→ To be done: In the listing below, report every line that contains the string "IIIA".

Excerpts from a layout annotation set
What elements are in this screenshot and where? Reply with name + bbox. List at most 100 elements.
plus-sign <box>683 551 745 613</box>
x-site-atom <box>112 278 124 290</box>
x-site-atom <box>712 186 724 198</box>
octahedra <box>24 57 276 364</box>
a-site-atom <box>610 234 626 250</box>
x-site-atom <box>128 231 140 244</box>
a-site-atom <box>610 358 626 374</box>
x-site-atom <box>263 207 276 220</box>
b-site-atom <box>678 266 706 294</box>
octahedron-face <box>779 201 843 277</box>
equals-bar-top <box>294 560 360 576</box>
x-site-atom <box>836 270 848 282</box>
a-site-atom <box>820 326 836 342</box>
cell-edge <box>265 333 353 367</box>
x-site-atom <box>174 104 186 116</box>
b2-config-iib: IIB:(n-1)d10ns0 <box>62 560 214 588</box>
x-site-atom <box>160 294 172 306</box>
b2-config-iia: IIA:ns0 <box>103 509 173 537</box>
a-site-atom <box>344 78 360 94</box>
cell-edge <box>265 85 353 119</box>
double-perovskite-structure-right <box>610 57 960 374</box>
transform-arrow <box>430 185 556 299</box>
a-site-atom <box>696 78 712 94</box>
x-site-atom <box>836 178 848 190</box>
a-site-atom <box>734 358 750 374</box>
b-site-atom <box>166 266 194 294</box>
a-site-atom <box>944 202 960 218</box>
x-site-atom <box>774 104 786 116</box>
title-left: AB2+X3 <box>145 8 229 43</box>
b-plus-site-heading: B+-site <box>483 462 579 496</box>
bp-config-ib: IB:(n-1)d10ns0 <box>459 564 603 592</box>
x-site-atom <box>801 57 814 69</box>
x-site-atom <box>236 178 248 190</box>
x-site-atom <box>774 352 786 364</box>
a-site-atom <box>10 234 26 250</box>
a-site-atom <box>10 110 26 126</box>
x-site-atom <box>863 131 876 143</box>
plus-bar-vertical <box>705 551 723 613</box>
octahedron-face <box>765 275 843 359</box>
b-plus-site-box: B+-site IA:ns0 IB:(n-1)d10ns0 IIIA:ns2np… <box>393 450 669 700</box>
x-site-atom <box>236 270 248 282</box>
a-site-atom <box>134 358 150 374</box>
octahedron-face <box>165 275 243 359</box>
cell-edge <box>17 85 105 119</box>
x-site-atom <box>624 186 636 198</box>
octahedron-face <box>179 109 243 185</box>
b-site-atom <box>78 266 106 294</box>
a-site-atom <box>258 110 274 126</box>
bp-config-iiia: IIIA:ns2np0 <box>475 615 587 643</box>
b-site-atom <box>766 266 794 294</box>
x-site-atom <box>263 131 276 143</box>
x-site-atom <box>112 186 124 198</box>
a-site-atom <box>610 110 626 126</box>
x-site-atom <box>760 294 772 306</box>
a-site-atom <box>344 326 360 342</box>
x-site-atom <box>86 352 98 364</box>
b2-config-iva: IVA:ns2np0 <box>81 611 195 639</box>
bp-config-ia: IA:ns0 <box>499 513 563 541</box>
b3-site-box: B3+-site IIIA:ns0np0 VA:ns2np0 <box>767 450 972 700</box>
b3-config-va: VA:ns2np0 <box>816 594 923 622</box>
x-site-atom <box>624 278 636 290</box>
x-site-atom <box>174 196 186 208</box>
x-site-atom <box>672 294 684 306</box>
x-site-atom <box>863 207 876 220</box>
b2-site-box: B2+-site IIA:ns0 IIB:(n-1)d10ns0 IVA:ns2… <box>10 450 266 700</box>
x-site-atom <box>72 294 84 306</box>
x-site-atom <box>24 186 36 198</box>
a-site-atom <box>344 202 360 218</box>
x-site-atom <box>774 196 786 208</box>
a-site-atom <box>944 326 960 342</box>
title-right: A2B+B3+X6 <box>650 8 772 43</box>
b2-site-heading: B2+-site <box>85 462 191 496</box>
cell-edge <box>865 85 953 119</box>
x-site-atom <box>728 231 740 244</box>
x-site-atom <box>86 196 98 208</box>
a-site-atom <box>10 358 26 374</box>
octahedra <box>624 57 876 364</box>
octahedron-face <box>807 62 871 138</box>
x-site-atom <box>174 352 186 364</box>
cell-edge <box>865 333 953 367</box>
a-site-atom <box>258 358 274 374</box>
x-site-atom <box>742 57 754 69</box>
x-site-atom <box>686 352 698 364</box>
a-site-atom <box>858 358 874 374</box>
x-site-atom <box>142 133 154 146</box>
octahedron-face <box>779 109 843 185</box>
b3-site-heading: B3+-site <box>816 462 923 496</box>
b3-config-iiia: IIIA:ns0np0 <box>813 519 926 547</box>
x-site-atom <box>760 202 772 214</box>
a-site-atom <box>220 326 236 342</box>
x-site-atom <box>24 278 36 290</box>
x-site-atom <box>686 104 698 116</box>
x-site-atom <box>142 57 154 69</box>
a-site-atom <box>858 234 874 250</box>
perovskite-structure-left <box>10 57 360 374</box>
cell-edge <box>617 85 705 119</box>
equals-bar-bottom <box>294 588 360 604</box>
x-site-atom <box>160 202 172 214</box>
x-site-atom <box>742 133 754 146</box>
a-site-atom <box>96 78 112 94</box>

→ Result for this task:
b-plus-site-box: B+-site IA:ns0 IB:(n-1)d10ns0 IIIA:ns2np… <box>393 450 669 700</box>
bp-config-iiia: IIIA:ns2np0 <box>475 615 587 643</box>
b3-site-box: B3+-site IIIA:ns0np0 VA:ns2np0 <box>767 450 972 700</box>
b3-config-iiia: IIIA:ns0np0 <box>813 519 926 547</box>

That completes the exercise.